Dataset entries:
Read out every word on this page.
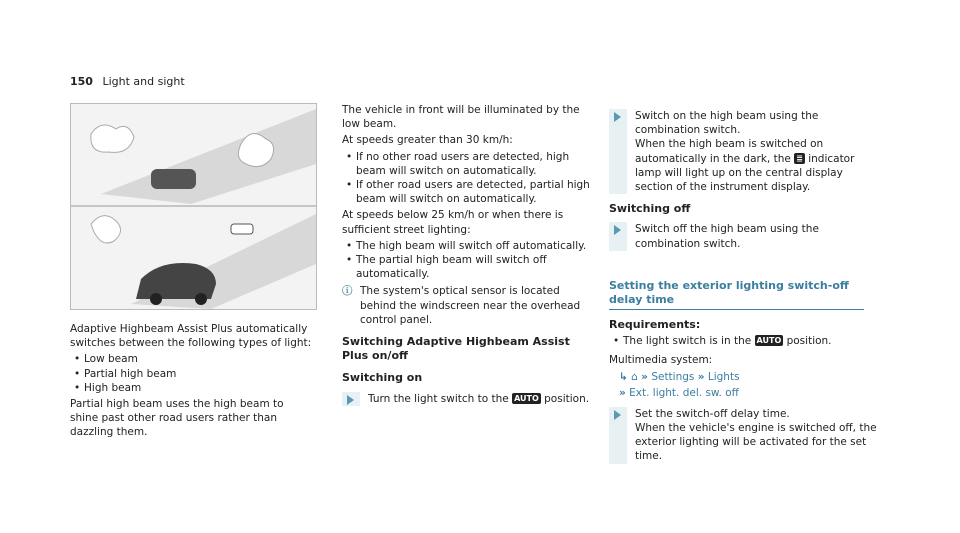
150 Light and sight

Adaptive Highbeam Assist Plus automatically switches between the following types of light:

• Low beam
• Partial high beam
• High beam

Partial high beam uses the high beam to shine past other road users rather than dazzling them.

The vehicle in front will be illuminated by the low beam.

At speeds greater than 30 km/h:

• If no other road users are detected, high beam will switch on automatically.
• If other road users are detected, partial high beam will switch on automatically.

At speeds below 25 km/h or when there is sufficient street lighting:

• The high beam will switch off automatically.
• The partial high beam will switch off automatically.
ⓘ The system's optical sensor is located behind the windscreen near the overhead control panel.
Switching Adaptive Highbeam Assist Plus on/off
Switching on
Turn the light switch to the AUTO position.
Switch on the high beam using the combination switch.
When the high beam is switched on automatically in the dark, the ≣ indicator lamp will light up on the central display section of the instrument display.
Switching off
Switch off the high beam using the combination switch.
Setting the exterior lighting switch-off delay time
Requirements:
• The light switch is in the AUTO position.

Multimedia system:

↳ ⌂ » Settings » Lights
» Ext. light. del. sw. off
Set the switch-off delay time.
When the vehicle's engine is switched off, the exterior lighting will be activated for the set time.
* * *
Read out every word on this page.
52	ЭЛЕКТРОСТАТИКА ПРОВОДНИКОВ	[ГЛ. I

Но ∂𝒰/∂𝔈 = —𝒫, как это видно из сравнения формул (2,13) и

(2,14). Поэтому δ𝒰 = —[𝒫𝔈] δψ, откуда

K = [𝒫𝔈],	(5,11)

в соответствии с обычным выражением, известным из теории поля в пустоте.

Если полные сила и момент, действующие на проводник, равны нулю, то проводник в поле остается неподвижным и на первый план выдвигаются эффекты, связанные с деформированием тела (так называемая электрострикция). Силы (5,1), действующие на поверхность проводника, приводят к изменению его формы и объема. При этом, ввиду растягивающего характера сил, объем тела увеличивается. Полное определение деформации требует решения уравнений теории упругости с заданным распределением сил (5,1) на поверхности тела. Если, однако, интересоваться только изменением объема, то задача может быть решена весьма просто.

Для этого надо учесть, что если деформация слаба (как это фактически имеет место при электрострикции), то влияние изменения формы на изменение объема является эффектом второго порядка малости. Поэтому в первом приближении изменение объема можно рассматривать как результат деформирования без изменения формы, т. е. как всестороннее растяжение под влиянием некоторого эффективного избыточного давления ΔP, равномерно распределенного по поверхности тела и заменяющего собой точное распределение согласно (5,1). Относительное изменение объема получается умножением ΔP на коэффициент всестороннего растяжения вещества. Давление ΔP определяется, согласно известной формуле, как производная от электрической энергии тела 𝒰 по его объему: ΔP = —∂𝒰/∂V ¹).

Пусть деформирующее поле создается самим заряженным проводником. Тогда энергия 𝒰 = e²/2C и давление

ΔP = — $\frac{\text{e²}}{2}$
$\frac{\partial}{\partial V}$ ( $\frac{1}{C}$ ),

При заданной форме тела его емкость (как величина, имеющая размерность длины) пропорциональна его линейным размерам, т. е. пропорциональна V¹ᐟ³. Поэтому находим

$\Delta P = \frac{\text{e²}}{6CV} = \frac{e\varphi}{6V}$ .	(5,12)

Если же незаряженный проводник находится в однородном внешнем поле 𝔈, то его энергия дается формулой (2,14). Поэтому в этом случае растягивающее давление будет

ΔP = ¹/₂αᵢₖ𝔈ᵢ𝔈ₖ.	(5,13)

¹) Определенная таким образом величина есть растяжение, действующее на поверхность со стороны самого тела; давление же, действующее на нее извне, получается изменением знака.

YOUR INSTRUCTIONS:
From the data above, copy out every line with the string "other" in it.

RESPONSE FOR THIS EXERCISE:
Partial high beam uses the high beam to shine past other road users rather than dazzling them.
• If no other road users are detected, high beam will switch on automatically.
• If other road users are detected, partial high beam will switch on automatically.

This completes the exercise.